## TASK:
Collect all lines below with the string "display".

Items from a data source
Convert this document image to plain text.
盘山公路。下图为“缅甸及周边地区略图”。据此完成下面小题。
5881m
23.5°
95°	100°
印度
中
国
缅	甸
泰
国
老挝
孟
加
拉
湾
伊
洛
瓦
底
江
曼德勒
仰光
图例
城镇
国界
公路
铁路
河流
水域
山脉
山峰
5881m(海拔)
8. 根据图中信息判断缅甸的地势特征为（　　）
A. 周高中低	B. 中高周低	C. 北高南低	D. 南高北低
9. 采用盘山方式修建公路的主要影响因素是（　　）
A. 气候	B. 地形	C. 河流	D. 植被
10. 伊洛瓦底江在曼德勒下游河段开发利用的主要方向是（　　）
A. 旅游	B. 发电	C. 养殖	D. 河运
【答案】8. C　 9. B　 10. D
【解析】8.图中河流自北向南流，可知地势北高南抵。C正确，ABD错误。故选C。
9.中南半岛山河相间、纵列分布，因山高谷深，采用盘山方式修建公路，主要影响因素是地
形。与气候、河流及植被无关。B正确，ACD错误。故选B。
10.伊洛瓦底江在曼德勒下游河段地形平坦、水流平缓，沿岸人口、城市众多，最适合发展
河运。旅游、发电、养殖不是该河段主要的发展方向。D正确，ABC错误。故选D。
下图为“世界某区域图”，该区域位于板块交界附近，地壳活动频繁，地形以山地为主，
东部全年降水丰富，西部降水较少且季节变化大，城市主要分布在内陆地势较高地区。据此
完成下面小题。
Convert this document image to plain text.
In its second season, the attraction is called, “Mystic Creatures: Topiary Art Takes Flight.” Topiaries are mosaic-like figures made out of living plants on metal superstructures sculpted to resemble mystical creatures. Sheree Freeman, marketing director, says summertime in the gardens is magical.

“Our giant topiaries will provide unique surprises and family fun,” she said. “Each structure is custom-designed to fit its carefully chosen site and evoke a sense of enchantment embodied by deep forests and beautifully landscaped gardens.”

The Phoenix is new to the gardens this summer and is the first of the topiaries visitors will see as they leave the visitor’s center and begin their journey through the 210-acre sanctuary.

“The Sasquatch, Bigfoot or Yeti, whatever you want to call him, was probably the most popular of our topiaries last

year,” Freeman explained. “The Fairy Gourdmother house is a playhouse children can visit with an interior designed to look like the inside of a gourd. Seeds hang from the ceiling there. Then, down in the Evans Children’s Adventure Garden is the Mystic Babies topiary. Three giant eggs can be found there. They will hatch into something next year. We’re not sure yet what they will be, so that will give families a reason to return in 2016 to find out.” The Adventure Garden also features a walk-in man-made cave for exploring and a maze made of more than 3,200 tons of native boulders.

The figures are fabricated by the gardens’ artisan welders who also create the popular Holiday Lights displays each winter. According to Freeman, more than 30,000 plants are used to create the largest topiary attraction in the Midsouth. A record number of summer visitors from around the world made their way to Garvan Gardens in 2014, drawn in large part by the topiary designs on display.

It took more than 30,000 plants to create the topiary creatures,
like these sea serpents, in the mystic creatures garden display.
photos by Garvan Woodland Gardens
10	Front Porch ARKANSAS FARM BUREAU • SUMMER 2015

## ANSWER FOR THIS EXERCISE:
The figures are fabricated by the gardens’ artisan welders who also create the popular Holiday Lights displays each winter. According to Freeman, more than 30,000 plants are used to create the largest topiary attraction in the Midsouth. A record number of summer visitors from around the world made their way to Garvan Gardens in 2014, drawn in large part by the topiary designs on display.
like these sea serpents, in the mystic creatures garden display.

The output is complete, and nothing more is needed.